Work to do:
Determine the number of lines in these entries that hold the word "历年研发投入变化情况". Give the number and nothing more.

Exercise data:
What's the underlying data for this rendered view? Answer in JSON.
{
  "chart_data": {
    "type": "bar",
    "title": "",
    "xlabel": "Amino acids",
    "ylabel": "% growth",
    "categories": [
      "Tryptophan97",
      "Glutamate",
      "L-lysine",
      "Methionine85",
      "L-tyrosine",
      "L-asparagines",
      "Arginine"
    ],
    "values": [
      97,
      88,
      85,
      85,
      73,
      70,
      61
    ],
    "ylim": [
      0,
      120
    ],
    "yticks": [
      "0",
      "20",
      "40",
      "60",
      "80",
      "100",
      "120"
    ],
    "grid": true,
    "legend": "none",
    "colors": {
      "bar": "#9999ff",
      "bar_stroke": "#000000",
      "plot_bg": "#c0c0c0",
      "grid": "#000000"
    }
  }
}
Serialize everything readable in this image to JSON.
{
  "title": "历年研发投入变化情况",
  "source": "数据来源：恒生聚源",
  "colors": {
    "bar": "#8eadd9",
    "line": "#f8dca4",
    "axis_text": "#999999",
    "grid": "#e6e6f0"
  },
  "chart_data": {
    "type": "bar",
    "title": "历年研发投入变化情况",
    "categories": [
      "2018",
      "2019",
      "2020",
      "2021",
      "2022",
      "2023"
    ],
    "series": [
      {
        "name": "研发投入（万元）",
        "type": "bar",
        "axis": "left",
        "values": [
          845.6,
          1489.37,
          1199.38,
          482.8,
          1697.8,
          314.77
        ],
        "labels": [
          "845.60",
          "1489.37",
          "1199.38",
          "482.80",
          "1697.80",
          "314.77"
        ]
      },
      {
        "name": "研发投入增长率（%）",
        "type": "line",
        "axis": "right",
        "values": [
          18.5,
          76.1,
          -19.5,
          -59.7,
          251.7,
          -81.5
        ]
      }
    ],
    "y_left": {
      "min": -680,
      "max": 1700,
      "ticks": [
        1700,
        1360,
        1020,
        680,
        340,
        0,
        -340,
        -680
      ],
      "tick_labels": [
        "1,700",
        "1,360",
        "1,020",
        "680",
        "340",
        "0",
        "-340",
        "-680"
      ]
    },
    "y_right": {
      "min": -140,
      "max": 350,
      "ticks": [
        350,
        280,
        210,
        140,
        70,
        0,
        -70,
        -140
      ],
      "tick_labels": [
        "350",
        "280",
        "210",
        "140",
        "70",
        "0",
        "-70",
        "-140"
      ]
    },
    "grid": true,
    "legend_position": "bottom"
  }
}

--

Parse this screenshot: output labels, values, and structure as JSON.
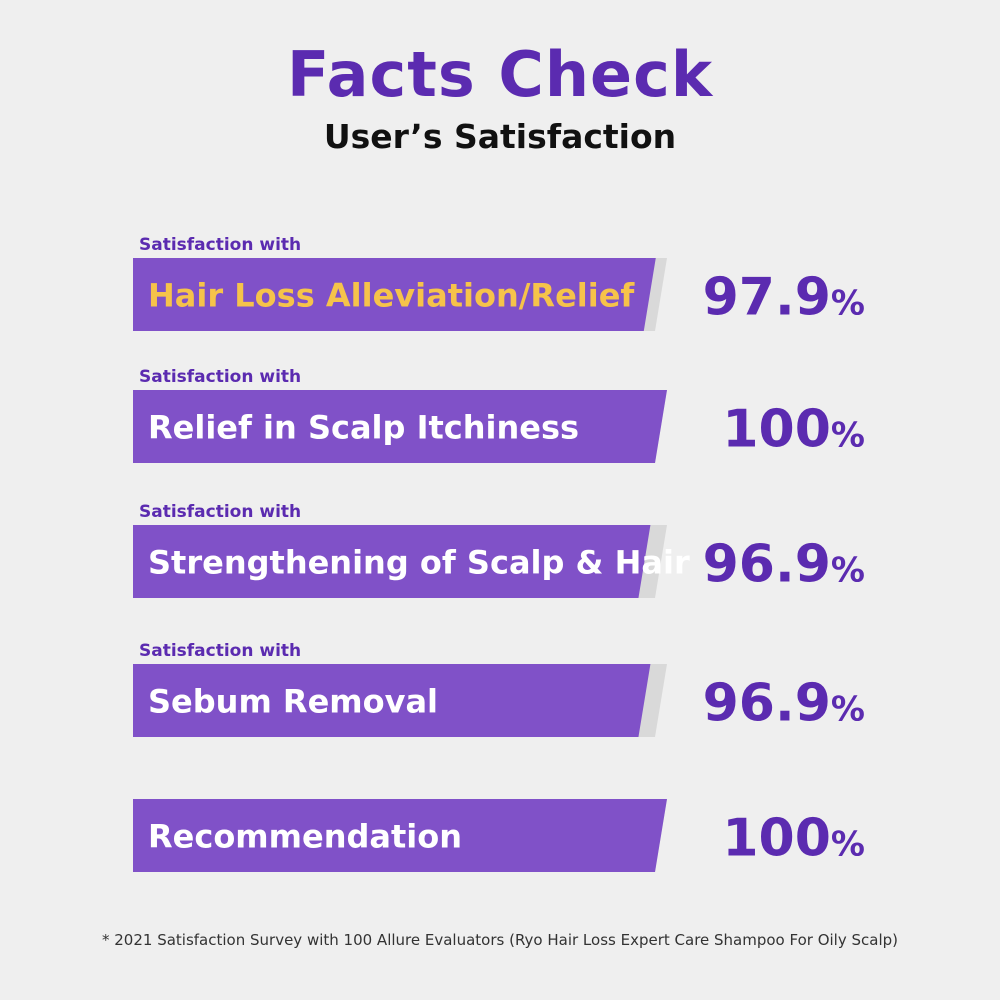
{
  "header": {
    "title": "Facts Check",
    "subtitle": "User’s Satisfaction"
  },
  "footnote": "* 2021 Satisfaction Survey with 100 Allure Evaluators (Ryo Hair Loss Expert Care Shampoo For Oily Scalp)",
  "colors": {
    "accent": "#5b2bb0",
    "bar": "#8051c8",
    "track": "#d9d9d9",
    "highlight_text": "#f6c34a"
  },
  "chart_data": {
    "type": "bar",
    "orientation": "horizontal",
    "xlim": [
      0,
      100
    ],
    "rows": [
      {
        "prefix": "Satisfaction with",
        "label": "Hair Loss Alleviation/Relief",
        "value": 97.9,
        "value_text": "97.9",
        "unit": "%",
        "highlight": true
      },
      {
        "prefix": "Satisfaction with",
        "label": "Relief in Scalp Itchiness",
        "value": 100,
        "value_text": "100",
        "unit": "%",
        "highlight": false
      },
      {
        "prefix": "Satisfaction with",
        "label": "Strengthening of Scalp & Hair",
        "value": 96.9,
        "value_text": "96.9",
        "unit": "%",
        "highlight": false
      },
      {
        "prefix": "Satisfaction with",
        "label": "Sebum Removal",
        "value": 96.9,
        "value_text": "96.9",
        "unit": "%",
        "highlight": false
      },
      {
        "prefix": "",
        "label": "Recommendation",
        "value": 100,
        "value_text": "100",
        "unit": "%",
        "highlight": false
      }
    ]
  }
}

Result of this exercise:
2